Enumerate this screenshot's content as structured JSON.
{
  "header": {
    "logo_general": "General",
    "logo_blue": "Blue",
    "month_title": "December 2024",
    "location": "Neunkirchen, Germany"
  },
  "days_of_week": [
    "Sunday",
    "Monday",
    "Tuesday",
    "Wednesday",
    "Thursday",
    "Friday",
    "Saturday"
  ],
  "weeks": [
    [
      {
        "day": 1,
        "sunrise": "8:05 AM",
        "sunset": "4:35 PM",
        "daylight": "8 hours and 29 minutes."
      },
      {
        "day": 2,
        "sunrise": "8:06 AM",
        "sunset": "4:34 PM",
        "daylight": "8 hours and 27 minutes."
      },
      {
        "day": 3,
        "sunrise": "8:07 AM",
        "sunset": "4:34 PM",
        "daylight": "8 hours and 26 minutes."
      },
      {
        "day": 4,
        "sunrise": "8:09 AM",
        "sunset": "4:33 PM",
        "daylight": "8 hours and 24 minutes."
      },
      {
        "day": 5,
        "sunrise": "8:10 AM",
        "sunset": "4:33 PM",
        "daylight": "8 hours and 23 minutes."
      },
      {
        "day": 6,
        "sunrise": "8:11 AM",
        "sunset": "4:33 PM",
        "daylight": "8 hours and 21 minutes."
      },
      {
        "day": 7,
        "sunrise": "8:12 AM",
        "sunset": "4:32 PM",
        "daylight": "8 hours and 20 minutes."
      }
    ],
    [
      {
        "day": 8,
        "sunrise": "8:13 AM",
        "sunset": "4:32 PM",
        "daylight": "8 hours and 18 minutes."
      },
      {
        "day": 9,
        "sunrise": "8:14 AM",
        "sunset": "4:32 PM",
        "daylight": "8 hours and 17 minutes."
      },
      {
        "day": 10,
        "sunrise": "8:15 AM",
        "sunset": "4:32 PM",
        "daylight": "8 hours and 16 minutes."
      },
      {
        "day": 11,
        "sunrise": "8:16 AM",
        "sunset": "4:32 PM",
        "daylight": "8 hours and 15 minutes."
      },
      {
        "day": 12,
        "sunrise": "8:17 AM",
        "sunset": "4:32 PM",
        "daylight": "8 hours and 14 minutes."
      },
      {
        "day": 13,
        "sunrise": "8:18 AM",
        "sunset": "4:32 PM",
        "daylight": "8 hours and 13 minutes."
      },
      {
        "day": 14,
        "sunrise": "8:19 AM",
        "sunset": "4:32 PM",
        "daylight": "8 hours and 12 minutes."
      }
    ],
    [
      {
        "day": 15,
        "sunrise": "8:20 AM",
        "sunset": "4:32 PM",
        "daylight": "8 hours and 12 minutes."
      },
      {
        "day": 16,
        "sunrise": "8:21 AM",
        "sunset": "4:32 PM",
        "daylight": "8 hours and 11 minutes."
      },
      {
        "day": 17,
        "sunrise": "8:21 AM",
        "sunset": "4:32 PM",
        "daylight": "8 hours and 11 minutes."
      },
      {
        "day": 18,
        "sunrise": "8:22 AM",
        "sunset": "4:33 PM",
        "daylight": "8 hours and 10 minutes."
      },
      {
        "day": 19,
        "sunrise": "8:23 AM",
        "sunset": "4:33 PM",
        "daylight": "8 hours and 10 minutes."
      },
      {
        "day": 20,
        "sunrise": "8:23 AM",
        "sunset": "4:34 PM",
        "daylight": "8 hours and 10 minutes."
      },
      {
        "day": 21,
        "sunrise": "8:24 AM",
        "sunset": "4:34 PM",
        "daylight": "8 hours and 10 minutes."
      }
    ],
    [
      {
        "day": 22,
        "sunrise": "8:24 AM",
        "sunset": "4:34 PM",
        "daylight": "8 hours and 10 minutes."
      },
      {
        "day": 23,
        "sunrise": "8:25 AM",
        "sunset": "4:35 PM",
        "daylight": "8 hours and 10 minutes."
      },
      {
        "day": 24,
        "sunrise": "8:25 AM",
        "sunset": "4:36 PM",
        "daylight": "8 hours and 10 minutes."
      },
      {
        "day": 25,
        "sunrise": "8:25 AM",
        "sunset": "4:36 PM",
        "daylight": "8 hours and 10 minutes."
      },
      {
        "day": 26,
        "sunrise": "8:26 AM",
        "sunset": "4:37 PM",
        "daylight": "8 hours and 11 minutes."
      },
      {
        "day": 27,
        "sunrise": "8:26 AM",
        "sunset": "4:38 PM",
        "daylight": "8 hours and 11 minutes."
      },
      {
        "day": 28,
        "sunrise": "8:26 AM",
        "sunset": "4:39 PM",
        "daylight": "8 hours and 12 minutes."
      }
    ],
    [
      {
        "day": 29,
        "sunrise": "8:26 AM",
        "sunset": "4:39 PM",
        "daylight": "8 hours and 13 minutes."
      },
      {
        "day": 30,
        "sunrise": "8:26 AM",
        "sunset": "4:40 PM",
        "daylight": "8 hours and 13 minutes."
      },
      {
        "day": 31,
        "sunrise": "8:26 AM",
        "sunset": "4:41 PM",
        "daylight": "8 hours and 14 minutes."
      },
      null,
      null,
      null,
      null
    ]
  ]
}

DIRECTIONS FOR THIS TASK: Extract the data in full. Keep it word for word.

ANSWER TO THE EXERCISE:
Enumerate this screenshot's content as structured JSON.
{
  "header": {
    "logo_general": "General",
    "logo_blue": "Blue",
    "month_title": "December 2024",
    "location": "Neunkirchen, Germany"
  },
  "days_of_week": [
    "Sunday",
    "Monday",
    "Tuesday",
    "Wednesday",
    "Thursday",
    "Friday",
    "Saturday"
  ],
  "weeks": [
    [
      {
        "day": 1,
        "sunrise": "8:05 AM",
        "sunset": "4:35 PM",
        "daylight": "8 hours and 29 minutes."
      },
      {
        "day": 2,
        "sunrise": "8:06 AM",
        "sunset": "4:34 PM",
        "daylight": "8 hours and 27 minutes."
      },
      {
        "day": 3,
        "sunrise": "8:07 AM",
        "sunset": "4:34 PM",
        "daylight": "8 hours and 26 minutes."
      },
      {
        "day": 4,
        "sunrise": "8:09 AM",
        "sunset": "4:33 PM",
        "daylight": "8 hours and 24 minutes."
      },
      {
        "day": 5,
        "sunrise": "8:10 AM",
        "sunset": "4:33 PM",
        "daylight": "8 hours and 23 minutes."
      },
      {
        "day": 6,
        "sunrise": "8:11 AM",
        "sunset": "4:33 PM",
        "daylight": "8 hours and 21 minutes."
      },
      {
        "day": 7,
        "sunrise": "8:12 AM",
        "sunset": "4:32 PM",
        "daylight": "8 hours and 20 minutes."
      }
    ],
    [
      {
        "day": 8,
        "sunrise": "8:13 AM",
        "sunset": "4:32 PM",
        "daylight": "8 hours and 18 minutes."
      },
      {
        "day": 9,
        "sunrise": "8:14 AM",
        "sunset": "4:32 PM",
        "daylight": "8 hours and 17 minutes."
      },
      {
        "day": 10,
        "sunrise": "8:15 AM",
        "sunset": "4:32 PM",
        "daylight": "8 hours and 16 minutes."
      },
      {
        "day": 11,
        "sunrise": "8:16 AM",
        "sunset": "4:32 PM",
        "daylight": "8 hours and 15 minutes."
      },
      {
        "day": 12,
        "sunrise": "8:17 AM",
        "sunset": "4:32 PM",
        "daylight": "8 hours and 14 minutes."
      },
      {
        "day": 13,
        "sunrise": "8:18 AM",
        "sunset": "4:32 PM",
        "daylight": "8 hours and 13 minutes."
      },
      {
        "day": 14,
        "sunrise": "8:19 AM",
        "sunset": "4:32 PM",
        "daylight": "8 hours and 12 minutes."
      }
    ],
    [
      {
        "day": 15,
        "sunrise": "8:20 AM",
        "sunset": "4:32 PM",
        "daylight": "8 hours and 12 minutes."
      },
      {
        "day": 16,
        "sunrise": "8:21 AM",
        "sunset": "4:32 PM",
        "daylight": "8 hours and 11 minutes."
      },
      {
        "day": 17,
        "sunrise": "8:21 AM",
        "sunset": "4:32 PM",
        "daylight": "8 hours and 11 minutes."
      },
      {
        "day": 18,
        "sunrise": "8:22 AM",
        "sunset": "4:33 PM",
        "daylight": "8 hours and 10 minutes."
      },
      {
        "day": 19,
        "sunrise": "8:23 AM",
        "sunset": "4:33 PM",
        "daylight": "8 hours and 10 minutes."
      },
      {
        "day": 20,
        "sunrise": "8:23 AM",
        "sunset": "4:34 PM",
        "daylight": "8 hours and 10 minutes."
      },
      {
        "day": 21,
        "sunrise": "8:24 AM",
        "sunset": "4:34 PM",
        "daylight": "8 hours and 10 minutes."
      }
    ],
    [
      {
        "day": 22,
        "sunrise": "8:24 AM",
        "sunset": "4:34 PM",
        "daylight": "8 hours and 10 minutes."
      },
      {
        "day": 23,
        "sunrise": "8:25 AM",
        "sunset": "4:35 PM",
        "daylight": "8 hours and 10 minutes."
      },
      {
        "day": 24,
        "sunrise": "8:25 AM",
        "sunset": "4:36 PM",
        "daylight": "8 hours and 10 minutes."
      },
      {
        "day": 25,
        "sunrise": "8:25 AM",
        "sunset": "4:36 PM",
        "daylight": "8 hours and 10 minutes."
      },
      {
        "day": 26,
        "sunrise": "8:26 AM",
        "sunset": "4:37 PM",
        "daylight": "8 hours and 11 minutes."
      },
      {
        "day": 27,
        "sunrise": "8:26 AM",
        "sunset": "4:38 PM",
        "daylight": "8 hours and 11 minutes."
      },
      {
        "day": 28,
        "sunrise": "8:26 AM",
        "sunset": "4:39 PM",
        "daylight": "8 hours and 12 minutes."
      }
    ],
    [
      {
        "day": 29,
        "sunrise": "8:26 AM",
        "sunset": "4:39 PM",
        "daylight": "8 hours and 13 minutes."
      },
      {
        "day": 30,
        "sunrise": "8:26 AM",
        "sunset": "4:40 PM",
        "daylight": "8 hours and 13 minutes."
      },
      {
        "day": 31,
        "sunrise": "8:26 AM",
        "sunset": "4:41 PM",
        "daylight": "8 hours and 14 minutes."
      },
      null,
      null,
      null,
      null
    ]
  ]
}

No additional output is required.